GIVEN REQUEST:
Copy out every item below verbatim, preserving each line without alteration.

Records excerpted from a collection
-=-=-=-=-
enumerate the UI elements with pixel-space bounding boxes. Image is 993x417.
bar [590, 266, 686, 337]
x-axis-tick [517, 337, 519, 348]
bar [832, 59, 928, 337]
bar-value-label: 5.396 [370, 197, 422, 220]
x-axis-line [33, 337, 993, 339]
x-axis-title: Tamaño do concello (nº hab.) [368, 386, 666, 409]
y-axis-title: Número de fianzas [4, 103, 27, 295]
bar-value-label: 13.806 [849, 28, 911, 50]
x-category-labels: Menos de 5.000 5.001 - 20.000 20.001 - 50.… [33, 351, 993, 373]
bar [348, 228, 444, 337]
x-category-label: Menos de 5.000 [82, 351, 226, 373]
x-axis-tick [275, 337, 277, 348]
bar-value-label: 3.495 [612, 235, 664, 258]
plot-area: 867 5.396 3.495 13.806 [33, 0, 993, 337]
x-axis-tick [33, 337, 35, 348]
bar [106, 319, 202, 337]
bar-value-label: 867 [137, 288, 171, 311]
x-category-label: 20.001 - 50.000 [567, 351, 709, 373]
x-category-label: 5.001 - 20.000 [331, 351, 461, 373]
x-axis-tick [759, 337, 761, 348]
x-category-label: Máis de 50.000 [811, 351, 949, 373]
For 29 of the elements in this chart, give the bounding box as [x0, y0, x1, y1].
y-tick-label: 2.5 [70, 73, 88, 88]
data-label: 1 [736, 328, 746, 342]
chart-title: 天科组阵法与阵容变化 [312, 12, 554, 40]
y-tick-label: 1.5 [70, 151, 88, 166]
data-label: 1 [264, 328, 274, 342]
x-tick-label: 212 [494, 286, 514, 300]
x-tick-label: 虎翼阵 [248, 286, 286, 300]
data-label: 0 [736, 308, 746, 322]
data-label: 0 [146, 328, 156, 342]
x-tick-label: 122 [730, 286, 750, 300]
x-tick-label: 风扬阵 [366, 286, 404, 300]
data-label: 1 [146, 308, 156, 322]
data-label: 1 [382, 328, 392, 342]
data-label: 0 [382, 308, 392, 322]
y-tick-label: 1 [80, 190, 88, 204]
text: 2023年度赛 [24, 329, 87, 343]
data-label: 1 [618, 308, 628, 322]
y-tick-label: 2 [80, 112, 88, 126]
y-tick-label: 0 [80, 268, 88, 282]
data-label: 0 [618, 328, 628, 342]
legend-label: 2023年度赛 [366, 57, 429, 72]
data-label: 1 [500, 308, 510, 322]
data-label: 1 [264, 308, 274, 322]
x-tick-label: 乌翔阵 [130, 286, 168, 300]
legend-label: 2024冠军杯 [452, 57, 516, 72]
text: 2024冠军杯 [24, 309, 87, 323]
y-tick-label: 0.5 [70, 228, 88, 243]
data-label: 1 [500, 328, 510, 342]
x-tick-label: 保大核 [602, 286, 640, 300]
-=-=-=-=-
TASK SOLUTION:
enumerate the UI elements with pixel-space bounding boxes. Image is 993x417.
bar [590, 266, 686, 337]
x-axis-tick [517, 337, 519, 348]
bar [832, 59, 928, 337]
bar-value-label: 5.396 [370, 197, 422, 220]
x-axis-line [33, 337, 993, 339]
x-axis-title: Tamaño do concello (nº hab.) [368, 386, 666, 409]
y-axis-title: Número de fianzas [4, 103, 27, 295]
bar-value-label: 13.806 [849, 28, 911, 50]
x-category-labels: Menos de 5.000 5.001 - 20.000 20.001 - 50.… [33, 351, 993, 373]
bar [348, 228, 444, 337]
x-category-label: Menos de 5.000 [82, 351, 226, 373]
x-axis-tick [275, 337, 277, 348]
bar-value-label: 3.495 [612, 235, 664, 258]
plot-area: 867 5.396 3.495 13.806 [33, 0, 993, 337]
x-axis-tick [33, 337, 35, 348]
bar [106, 319, 202, 337]
bar-value-label: 867 [137, 288, 171, 311]
x-category-label: 20.001 - 50.000 [567, 351, 709, 373]
x-category-label: 5.001 - 20.000 [331, 351, 461, 373]
x-axis-tick [759, 337, 761, 348]
x-category-label: Máis de 50.000 [811, 351, 949, 373]
For 29 of the elements in this chart, give the bounding box as [x0, y0, x1, y1].
y-tick-label: 2.5 [70, 73, 88, 88]
data-label: 1 [736, 328, 746, 342]
chart-title: 天科组阵法与阵容变化 [312, 12, 554, 40]
y-tick-label: 1.5 [70, 151, 88, 166]
data-label: 1 [264, 328, 274, 342]
x-tick-label: 212 [494, 286, 514, 300]
x-tick-label: 虎翼阵 [248, 286, 286, 300]
data-label: 0 [736, 308, 746, 322]
data-label: 0 [146, 328, 156, 342]
x-tick-label: 122 [730, 286, 750, 300]
x-tick-label: 风扬阵 [366, 286, 404, 300]
data-label: 1 [146, 308, 156, 322]
data-label: 1 [382, 328, 392, 342]
data-label: 0 [382, 308, 392, 322]
y-tick-label: 1 [80, 190, 88, 204]
text: 2023年度赛 [24, 329, 87, 343]
data-label: 1 [618, 308, 628, 322]
y-tick-label: 2 [80, 112, 88, 126]
y-tick-label: 0 [80, 268, 88, 282]
data-label: 0 [618, 328, 628, 342]
legend-label: 2023年度赛 [366, 57, 429, 72]
data-label: 1 [500, 308, 510, 322]
data-label: 1 [264, 308, 274, 322]
x-tick-label: 乌翔阵 [130, 286, 168, 300]
legend-label: 2024冠军杯 [452, 57, 516, 72]
text: 2024冠军杯 [24, 309, 87, 323]
y-tick-label: 0.5 [70, 228, 88, 243]
data-label: 1 [500, 328, 510, 342]
x-tick-label: 保大核 [602, 286, 640, 300]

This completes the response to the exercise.